Stated problem:
Below are the records; pull every line that includes "JSON".

#### Data shown

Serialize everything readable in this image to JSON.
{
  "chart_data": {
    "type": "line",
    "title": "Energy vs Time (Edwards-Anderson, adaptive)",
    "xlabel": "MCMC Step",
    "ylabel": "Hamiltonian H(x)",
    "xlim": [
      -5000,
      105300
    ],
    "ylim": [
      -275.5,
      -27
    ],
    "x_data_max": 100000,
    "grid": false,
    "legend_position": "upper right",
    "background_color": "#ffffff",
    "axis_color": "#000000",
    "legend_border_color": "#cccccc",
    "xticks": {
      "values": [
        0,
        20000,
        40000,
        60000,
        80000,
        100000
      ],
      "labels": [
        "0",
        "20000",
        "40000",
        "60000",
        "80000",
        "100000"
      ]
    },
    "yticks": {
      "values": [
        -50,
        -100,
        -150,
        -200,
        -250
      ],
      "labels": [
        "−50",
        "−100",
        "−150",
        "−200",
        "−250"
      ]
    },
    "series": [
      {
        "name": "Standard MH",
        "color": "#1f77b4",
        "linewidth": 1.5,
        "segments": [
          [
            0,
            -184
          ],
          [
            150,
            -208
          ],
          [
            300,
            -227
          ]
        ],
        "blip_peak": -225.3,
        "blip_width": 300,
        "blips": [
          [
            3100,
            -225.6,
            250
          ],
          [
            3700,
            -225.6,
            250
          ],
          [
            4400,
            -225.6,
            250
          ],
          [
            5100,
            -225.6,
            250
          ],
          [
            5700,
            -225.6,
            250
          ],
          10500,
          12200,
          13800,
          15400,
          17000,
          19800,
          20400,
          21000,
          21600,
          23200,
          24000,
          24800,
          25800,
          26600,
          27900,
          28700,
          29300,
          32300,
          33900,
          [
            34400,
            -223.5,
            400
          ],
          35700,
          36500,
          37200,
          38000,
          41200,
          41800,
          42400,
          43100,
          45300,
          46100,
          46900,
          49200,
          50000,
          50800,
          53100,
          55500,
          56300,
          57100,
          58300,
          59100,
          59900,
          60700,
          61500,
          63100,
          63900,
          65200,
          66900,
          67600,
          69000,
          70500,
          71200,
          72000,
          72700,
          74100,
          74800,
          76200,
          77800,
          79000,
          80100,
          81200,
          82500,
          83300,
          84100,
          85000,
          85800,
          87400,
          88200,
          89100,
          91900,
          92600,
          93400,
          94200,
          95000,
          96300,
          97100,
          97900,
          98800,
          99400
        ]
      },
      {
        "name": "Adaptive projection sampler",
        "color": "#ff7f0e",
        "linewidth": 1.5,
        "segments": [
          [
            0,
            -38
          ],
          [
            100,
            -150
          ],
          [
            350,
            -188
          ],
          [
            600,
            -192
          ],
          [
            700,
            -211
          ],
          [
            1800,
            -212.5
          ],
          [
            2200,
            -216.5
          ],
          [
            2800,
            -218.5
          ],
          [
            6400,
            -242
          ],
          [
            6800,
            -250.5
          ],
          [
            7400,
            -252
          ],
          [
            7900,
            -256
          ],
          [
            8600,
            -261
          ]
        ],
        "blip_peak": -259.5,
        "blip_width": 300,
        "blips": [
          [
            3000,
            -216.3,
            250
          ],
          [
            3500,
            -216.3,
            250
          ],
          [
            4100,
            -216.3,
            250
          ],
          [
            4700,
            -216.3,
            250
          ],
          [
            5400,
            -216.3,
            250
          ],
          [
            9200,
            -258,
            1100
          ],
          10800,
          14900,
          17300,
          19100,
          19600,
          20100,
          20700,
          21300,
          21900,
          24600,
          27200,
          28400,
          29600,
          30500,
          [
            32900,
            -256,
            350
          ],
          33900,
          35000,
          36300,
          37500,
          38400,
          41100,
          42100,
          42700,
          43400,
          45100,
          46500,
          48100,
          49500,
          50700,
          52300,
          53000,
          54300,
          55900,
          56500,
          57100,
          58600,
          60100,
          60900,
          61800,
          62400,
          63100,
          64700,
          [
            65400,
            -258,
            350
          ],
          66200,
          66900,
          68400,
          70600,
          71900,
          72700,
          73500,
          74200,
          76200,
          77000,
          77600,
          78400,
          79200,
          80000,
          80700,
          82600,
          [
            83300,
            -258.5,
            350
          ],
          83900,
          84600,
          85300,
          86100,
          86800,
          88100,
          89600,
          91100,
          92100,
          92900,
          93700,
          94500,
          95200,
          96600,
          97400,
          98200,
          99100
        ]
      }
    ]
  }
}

########
#### Data shown

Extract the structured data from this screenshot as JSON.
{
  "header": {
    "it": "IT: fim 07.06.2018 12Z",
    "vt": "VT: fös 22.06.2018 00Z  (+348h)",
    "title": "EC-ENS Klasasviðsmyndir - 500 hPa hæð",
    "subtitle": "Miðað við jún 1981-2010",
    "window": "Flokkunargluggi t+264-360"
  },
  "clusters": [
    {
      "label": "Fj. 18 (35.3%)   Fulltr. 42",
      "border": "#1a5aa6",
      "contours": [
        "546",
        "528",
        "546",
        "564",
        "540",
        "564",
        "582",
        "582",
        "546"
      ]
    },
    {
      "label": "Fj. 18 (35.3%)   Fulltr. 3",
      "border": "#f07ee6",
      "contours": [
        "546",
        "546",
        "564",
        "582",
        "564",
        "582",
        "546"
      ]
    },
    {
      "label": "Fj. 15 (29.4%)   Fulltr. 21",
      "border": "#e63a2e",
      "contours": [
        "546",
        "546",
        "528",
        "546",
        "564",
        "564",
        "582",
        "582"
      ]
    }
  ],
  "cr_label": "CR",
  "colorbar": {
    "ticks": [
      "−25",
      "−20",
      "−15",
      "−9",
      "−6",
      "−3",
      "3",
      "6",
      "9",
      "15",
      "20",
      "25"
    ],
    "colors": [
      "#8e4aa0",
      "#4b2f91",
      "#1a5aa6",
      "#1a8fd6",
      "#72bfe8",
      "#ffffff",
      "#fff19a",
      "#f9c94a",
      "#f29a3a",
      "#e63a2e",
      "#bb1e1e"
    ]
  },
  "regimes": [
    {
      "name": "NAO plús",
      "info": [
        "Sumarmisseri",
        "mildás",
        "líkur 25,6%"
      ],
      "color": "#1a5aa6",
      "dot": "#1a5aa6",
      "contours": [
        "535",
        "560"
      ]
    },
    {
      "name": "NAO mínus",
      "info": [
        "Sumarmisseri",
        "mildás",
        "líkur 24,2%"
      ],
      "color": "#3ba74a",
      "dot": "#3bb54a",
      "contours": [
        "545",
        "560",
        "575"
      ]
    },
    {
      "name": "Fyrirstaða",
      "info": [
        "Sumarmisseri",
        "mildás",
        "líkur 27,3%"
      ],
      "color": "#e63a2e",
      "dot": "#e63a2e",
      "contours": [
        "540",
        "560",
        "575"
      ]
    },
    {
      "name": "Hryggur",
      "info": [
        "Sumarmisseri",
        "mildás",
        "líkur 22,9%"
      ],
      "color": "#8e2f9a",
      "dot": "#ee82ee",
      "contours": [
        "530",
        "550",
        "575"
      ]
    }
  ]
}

########

Complete answer:
Serialize everything readable in this image to JSON.
Extract the structured data from this screenshot as JSON.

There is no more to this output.